(Data listing)
[start]

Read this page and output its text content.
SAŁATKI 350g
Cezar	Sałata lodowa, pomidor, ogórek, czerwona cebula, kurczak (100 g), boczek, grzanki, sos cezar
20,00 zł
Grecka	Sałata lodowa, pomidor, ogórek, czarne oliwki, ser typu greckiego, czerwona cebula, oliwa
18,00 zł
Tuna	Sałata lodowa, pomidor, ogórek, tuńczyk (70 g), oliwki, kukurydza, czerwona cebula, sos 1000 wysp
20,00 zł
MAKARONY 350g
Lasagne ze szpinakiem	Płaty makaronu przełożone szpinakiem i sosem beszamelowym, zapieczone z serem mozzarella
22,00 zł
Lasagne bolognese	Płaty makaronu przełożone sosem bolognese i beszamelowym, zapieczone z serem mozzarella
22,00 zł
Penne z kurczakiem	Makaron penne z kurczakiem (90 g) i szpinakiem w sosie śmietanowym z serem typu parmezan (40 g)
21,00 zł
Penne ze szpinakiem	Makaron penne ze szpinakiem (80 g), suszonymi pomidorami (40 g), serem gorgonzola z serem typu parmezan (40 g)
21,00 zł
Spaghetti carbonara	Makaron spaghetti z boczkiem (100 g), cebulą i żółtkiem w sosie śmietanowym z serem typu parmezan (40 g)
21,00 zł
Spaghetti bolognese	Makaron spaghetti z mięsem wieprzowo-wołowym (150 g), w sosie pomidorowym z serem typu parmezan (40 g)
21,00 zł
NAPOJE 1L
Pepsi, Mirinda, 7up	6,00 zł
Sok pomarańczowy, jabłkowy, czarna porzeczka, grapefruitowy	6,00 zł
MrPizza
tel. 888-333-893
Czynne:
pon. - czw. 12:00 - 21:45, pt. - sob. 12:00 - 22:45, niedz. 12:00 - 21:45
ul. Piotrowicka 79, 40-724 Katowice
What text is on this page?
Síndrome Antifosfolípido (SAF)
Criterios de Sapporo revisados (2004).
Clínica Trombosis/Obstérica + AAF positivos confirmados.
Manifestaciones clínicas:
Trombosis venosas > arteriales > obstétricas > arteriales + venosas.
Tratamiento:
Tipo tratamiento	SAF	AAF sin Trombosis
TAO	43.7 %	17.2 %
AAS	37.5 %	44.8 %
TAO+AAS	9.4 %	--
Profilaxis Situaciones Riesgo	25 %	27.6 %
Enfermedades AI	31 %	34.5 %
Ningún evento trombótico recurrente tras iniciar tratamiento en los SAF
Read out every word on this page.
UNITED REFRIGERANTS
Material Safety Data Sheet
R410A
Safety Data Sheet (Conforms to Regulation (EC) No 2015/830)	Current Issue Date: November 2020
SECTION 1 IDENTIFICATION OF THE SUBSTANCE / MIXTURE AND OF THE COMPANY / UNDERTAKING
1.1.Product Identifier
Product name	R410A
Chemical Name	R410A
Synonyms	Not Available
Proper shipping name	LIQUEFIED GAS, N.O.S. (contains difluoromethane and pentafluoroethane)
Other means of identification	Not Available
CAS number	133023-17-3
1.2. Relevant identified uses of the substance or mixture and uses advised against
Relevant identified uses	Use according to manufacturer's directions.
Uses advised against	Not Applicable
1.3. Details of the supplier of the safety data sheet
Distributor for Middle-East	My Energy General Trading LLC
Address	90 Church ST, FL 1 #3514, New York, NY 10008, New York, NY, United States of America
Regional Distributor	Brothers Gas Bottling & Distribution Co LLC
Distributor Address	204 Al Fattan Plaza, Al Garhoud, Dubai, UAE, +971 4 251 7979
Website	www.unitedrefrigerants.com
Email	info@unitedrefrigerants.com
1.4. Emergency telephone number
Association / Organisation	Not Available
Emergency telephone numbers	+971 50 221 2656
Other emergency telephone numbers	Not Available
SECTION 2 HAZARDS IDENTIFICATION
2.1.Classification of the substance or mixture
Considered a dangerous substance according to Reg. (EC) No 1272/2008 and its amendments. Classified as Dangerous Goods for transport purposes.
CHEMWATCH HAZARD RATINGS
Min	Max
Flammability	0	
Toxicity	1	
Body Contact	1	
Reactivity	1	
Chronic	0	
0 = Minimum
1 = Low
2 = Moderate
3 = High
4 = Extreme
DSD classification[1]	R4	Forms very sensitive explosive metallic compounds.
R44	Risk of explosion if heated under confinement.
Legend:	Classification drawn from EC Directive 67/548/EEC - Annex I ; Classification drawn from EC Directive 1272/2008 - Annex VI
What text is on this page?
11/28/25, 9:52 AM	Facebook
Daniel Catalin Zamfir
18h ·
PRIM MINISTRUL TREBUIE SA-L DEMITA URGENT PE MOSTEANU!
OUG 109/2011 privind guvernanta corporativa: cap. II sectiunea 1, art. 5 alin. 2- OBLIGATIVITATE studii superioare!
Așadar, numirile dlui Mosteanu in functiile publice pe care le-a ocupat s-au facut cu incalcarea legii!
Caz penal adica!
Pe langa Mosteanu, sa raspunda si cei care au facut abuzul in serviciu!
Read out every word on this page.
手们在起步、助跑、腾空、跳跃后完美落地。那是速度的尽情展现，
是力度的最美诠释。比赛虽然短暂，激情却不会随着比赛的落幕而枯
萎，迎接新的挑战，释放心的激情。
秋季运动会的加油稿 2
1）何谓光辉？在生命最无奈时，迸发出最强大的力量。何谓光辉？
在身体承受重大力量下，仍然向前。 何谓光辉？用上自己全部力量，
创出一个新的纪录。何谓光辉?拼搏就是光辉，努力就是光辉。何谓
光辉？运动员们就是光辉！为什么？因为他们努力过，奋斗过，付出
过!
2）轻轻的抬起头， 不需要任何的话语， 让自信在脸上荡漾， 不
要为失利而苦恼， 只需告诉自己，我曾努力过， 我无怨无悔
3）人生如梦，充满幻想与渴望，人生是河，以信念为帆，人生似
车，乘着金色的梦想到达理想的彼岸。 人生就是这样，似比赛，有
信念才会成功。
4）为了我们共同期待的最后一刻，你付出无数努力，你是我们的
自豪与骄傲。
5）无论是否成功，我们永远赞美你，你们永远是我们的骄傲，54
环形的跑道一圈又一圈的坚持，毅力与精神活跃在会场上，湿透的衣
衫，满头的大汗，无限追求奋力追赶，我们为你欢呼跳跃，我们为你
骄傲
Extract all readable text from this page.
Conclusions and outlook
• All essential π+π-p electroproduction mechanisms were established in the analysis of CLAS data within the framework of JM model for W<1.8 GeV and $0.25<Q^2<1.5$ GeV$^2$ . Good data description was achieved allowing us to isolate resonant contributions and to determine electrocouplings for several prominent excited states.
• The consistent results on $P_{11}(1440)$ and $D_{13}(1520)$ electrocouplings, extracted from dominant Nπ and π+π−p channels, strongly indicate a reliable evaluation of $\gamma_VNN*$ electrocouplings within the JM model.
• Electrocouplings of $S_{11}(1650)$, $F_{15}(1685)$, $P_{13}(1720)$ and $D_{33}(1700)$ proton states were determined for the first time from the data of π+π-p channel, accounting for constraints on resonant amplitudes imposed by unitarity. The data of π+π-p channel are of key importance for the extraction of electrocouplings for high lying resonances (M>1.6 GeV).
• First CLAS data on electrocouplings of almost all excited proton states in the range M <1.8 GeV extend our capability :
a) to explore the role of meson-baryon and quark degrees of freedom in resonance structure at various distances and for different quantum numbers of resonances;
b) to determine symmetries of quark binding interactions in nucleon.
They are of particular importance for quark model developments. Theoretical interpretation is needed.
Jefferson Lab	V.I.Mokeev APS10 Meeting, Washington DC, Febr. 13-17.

[end]

**SET PROBLEM**. Copy, from the material above, each line in which the string "mozzarella" occurs.

**EXERCISE OUTPUT**.
Lasagne ze szpinakiem	Płaty makaronu przełożone szpinakiem i sosem beszamelowym, zapieczone z serem mozzarella
Lasagne bolognese	Płaty makaronu przełożone sosem bolognese i beszamelowym, zapieczone z serem mozzarella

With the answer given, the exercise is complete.